■ GIVEN INSTRUCTION
Give the records back in full, exactly as they read.

━━ TASK DATA

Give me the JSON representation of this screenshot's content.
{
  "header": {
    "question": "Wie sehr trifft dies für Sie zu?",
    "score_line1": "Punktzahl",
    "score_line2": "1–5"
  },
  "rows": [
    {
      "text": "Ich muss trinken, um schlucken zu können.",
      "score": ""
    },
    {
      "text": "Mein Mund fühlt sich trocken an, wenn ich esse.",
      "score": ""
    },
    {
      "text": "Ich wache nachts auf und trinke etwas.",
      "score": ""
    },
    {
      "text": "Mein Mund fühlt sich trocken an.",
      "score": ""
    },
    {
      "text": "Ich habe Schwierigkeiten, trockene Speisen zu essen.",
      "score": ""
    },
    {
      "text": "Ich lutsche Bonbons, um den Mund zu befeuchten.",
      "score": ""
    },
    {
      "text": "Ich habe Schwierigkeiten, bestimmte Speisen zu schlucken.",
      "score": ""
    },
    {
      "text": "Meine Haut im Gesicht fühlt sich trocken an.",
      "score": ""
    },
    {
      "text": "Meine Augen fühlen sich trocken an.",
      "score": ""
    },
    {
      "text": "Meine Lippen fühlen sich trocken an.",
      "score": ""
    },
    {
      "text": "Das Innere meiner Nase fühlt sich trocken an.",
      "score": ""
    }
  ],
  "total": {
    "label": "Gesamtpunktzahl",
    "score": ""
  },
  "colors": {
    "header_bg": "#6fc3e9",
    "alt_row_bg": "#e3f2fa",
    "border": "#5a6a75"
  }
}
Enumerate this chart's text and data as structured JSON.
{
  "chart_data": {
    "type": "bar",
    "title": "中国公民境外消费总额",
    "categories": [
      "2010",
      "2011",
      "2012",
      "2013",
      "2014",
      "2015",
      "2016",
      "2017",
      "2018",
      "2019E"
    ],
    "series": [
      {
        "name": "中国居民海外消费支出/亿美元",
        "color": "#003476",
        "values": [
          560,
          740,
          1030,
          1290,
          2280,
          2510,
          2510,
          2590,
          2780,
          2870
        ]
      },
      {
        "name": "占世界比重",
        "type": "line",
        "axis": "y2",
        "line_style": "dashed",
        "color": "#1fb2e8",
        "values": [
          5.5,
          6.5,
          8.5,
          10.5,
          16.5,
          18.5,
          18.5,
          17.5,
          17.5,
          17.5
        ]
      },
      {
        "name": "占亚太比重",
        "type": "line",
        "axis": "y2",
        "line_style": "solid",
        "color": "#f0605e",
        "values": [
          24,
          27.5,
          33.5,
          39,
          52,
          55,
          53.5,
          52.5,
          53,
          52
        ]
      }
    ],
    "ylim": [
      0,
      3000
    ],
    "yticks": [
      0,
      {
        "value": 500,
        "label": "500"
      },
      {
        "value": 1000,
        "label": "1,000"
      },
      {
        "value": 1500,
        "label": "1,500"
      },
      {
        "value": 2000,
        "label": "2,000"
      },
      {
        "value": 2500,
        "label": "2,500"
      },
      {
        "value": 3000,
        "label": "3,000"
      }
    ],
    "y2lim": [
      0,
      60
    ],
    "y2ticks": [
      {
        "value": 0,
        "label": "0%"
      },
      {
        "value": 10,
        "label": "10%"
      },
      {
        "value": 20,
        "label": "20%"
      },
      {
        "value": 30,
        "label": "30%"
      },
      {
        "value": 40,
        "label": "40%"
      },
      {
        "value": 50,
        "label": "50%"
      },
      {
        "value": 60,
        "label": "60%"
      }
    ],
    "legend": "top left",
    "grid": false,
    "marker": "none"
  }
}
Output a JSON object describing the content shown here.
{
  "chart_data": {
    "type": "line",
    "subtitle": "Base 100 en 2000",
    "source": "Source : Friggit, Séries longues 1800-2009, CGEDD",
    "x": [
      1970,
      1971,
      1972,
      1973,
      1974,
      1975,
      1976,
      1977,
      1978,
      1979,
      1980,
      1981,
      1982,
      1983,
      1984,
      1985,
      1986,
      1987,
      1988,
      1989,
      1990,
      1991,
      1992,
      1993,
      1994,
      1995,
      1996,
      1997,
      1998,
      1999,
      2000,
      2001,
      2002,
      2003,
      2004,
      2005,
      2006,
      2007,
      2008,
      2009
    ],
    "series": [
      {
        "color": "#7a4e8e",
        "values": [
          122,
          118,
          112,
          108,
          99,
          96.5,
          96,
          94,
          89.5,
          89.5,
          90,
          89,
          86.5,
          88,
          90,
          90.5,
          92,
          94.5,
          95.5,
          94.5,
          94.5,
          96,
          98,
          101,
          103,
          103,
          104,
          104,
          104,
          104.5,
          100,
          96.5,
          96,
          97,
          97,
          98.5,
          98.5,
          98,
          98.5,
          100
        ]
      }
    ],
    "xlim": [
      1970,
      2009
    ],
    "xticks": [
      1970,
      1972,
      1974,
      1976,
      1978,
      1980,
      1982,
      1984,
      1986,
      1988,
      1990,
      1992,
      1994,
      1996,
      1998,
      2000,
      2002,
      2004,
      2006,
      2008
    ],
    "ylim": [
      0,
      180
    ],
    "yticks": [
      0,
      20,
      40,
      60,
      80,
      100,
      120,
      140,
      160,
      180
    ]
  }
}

━━━━

■ EXERCISE RESULT
Give me the JSON representation of this screenshot's content.
{
  "header": {
    "question": "Wie sehr trifft dies für Sie zu?",
    "score_line1": "Punktzahl",
    "score_line2": "1–5"
  },
  "rows": [
    {
      "text": "Ich muss trinken, um schlucken zu können.",
      "score": ""
    },
    {
      "text": "Mein Mund fühlt sich trocken an, wenn ich esse.",
      "score": ""
    },
    {
      "text": "Ich wache nachts auf und trinke etwas.",
      "score": ""
    },
    {
      "text": "Mein Mund fühlt sich trocken an.",
      "score": ""
    },
    {
      "text": "Ich habe Schwierigkeiten, trockene Speisen zu essen.",
      "score": ""
    },
    {
      "text": "Ich lutsche Bonbons, um den Mund zu befeuchten.",
      "score": ""
    },
    {
      "text": "Ich habe Schwierigkeiten, bestimmte Speisen zu schlucken.",
      "score": ""
    },
    {
      "text": "Meine Haut im Gesicht fühlt sich trocken an.",
      "score": ""
    },
    {
      "text": "Meine Augen fühlen sich trocken an.",
      "score": ""
    },
    {
      "text": "Meine Lippen fühlen sich trocken an.",
      "score": ""
    },
    {
      "text": "Das Innere meiner Nase fühlt sich trocken an.",
      "score": ""
    }
  ],
  "total": {
    "label": "Gesamtpunktzahl",
    "score": ""
  },
  "colors": {
    "header_bg": "#6fc3e9",
    "alt_row_bg": "#e3f2fa",
    "border": "#5a6a75"
  }
}
Enumerate this chart's text and data as structured JSON.
{
  "chart_data": {
    "type": "bar",
    "title": "中国公民境外消费总额",
    "categories": [
      "2010",
      "2011",
      "2012",
      "2013",
      "2014",
      "2015",
      "2016",
      "2017",
      "2018",
      "2019E"
    ],
    "series": [
      {
        "name": "中国居民海外消费支出/亿美元",
        "color": "#003476",
        "values": [
          560,
          740,
          1030,
          1290,
          2280,
          2510,
          2510,
          2590,
          2780,
          2870
        ]
      },
      {
        "name": "占世界比重",
        "type": "line",
        "axis": "y2",
        "line_style": "dashed",
        "color": "#1fb2e8",
        "values": [
          5.5,
          6.5,
          8.5,
          10.5,
          16.5,
          18.5,
          18.5,
          17.5,
          17.5,
          17.5
        ]
      },
      {
        "name": "占亚太比重",
        "type": "line",
        "axis": "y2",
        "line_style": "solid",
        "color": "#f0605e",
        "values": [
          24,
          27.5,
          33.5,
          39,
          52,
          55,
          53.5,
          52.5,
          53,
          52
        ]
      }
    ],
    "ylim": [
      0,
      3000
    ],
    "yticks": [
      0,
      {
        "value": 500,
        "label": "500"
      },
      {
        "value": 1000,
        "label": "1,000"
      },
      {
        "value": 1500,
        "label": "1,500"
      },
      {
        "value": 2000,
        "label": "2,000"
      },
      {
        "value": 2500,
        "label": "2,500"
      },
      {
        "value": 3000,
        "label": "3,000"
      }
    ],
    "y2lim": [
      0,
      60
    ],
    "y2ticks": [
      {
        "value": 0,
        "label": "0%"
      },
      {
        "value": 10,
        "label": "10%"
      },
      {
        "value": 20,
        "label": "20%"
      },
      {
        "value": 30,
        "label": "30%"
      },
      {
        "value": 40,
        "label": "40%"
      },
      {
        "value": 50,
        "label": "50%"
      },
      {
        "value": 60,
        "label": "60%"
      }
    ],
    "legend": "top left",
    "grid": false,
    "marker": "none"
  }
}
Output a JSON object describing the content shown here.
{
  "chart_data": {
    "type": "line",
    "subtitle": "Base 100 en 2000",
    "source": "Source : Friggit, Séries longues 1800-2009, CGEDD",
    "x": [
      1970,
      1971,
      1972,
      1973,
      1974,
      1975,
      1976,
      1977,
      1978,
      1979,
      1980,
      1981,
      1982,
      1983,
      1984,
      1985,
      1986,
      1987,
      1988,
      1989,
      1990,
      1991,
      1992,
      1993,
      1994,
      1995,
      1996,
      1997,
      1998,
      1999,
      2000,
      2001,
      2002,
      2003,
      2004,
      2005,
      2006,
      2007,
      2008,
      2009
    ],
    "series": [
      {
        "color": "#7a4e8e",
        "values": [
          122,
          118,
          112,
          108,
          99,
          96.5,
          96,
          94,
          89.5,
          89.5,
          90,
          89,
          86.5,
          88,
          90,
          90.5,
          92,
          94.5,
          95.5,
          94.5,
          94.5,
          96,
          98,
          101,
          103,
          103,
          104,
          104,
          104,
          104.5,
          100,
          96.5,
          96,
          97,
          97,
          98.5,
          98.5,
          98,
          98.5,
          100
        ]
      }
    ],
    "xlim": [
      1970,
      2009
    ],
    "xticks": [
      1970,
      1972,
      1974,
      1976,
      1978,
      1980,
      1982,
      1984,
      1986,
      1988,
      1990,
      1992,
      1994,
      1996,
      1998,
      2000,
      2002,
      2004,
      2006,
      2008
    ],
    "ylim": [
      0,
      180
    ],
    "yticks": [
      0,
      20,
      40,
      60,
      80,
      100,
      120,
      140,
      160,
      180
    ]
  }
}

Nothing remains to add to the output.